Transcribe all of the records precisely as they are presented.

- - -

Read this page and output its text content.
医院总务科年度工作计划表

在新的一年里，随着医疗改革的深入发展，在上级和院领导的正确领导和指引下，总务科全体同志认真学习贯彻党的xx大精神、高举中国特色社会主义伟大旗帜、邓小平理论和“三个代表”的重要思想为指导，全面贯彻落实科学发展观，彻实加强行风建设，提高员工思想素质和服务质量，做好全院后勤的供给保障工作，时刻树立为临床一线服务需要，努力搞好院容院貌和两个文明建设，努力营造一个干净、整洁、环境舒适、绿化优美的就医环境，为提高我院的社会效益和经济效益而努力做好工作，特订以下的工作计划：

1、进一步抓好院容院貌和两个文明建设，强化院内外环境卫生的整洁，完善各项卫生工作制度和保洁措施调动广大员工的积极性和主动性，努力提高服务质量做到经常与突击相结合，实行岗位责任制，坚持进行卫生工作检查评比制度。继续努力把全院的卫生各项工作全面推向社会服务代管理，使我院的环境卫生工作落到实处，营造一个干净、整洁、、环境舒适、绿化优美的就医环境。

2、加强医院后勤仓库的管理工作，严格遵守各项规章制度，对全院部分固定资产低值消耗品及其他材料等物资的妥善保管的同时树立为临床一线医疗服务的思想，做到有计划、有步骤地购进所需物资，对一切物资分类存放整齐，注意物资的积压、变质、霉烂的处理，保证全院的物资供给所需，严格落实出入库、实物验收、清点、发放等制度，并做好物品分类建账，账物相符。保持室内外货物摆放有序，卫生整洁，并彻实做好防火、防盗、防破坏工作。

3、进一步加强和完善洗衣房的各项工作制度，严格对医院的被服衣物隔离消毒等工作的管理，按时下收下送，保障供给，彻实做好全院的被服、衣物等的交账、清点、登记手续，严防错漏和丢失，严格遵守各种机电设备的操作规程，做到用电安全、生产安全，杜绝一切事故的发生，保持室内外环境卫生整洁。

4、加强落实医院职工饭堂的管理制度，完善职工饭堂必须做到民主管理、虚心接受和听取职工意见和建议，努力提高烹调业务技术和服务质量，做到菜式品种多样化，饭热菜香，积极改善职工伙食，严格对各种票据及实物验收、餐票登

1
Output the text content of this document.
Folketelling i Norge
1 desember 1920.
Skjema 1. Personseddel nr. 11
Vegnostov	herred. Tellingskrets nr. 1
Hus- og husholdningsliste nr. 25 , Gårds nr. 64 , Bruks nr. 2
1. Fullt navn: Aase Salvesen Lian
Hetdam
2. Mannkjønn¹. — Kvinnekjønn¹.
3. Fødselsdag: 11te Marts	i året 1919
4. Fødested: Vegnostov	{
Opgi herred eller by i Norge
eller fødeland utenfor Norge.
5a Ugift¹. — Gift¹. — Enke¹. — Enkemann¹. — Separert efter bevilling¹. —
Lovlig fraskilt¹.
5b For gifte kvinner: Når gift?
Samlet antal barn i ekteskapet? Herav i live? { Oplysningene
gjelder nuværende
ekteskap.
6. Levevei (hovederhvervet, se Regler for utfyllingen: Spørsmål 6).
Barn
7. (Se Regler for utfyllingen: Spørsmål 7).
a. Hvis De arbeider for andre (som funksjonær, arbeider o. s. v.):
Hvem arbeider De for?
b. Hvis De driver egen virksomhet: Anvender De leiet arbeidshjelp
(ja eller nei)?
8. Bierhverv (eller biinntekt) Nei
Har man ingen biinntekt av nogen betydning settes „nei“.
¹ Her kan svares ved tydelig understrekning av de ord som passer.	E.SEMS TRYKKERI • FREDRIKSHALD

- - -

> [In response]
Read this page and output its text content.
医院总务科年度工作计划表

在新的一年里，随着医疗改革的深入发展，在上级和院领导的正确领导和指引下，总务科全体同志认真学习贯彻党的xx大精神、高举中国特色社会主义伟大旗帜、邓小平理论和“三个代表”的重要思想为指导，全面贯彻落实科学发展观，彻实加强行风建设，提高员工思想素质和服务质量，做好全院后勤的供给保障工作，时刻树立为临床一线服务需要，努力搞好院容院貌和两个文明建设，努力营造一个干净、整洁、环境舒适、绿化优美的就医环境，为提高我院的社会效益和经济效益而努力做好工作，特订以下的工作计划：

1、进一步抓好院容院貌和两个文明建设，强化院内外环境卫生的整洁，完善各项卫生工作制度和保洁措施调动广大员工的积极性和主动性，努力提高服务质量做到经常与突击相结合，实行岗位责任制，坚持进行卫生工作检查评比制度。继续努力把全院的卫生各项工作全面推向社会服务代管理，使我院的环境卫生工作落到实处，营造一个干净、整洁、、环境舒适、绿化优美的就医环境。

2、加强医院后勤仓库的管理工作，严格遵守各项规章制度，对全院部分固定资产低值消耗品及其他材料等物资的妥善保管的同时树立为临床一线医疗服务的思想，做到有计划、有步骤地购进所需物资，对一切物资分类存放整齐，注意物资的积压、变质、霉烂的处理，保证全院的物资供给所需，严格落实出入库、实物验收、清点、发放等制度，并做好物品分类建账，账物相符。保持室内外货物摆放有序，卫生整洁，并彻实做好防火、防盗、防破坏工作。

3、进一步加强和完善洗衣房的各项工作制度，严格对医院的被服衣物隔离消毒等工作的管理，按时下收下送，保障供给，彻实做好全院的被服、衣物等的交账、清点、登记手续，严防错漏和丢失，严格遵守各种机电设备的操作规程，做到用电安全、生产安全，杜绝一切事故的发生，保持室内外环境卫生整洁。

4、加强落实医院职工饭堂的管理制度，完善职工饭堂必须做到民主管理、虚心接受和听取职工意见和建议，努力提高烹调业务技术和服务质量，做到菜式品种多样化，饭热菜香，积极改善职工伙食，严格对各种票据及实物验收、餐票登

1
Output the text content of this document.
Folketelling i Norge
1 desember 1920.
Skjema 1. Personseddel nr. 11
Vegnostov	herred. Tellingskrets nr. 1
Hus- og husholdningsliste nr. 25 , Gårds nr. 64 , Bruks nr. 2
1. Fullt navn: Aase Salvesen Lian
Hetdam
2. Mannkjønn¹. — Kvinnekjønn¹.
3. Fødselsdag: 11te Marts	i året 1919
4. Fødested: Vegnostov	{
Opgi herred eller by i Norge
eller fødeland utenfor Norge.
5a Ugift¹. — Gift¹. — Enke¹. — Enkemann¹. — Separert efter bevilling¹. —
Lovlig fraskilt¹.
5b For gifte kvinner: Når gift?
Samlet antal barn i ekteskapet? Herav i live? { Oplysningene
gjelder nuværende
ekteskap.
6. Levevei (hovederhvervet, se Regler for utfyllingen: Spørsmål 6).
Barn
7. (Se Regler for utfyllingen: Spørsmål 7).
a. Hvis De arbeider for andre (som funksjonær, arbeider o. s. v.):
Hvem arbeider De for?
b. Hvis De driver egen virksomhet: Anvender De leiet arbeidshjelp
(ja eller nei)?
8. Bierhverv (eller biinntekt) Nei
Har man ingen biinntekt av nogen betydning settes „nei“.
¹ Her kan svares ved tydelig understrekning av de ord som passer.	E.SEMS TRYKKERI • FREDRIKSHALD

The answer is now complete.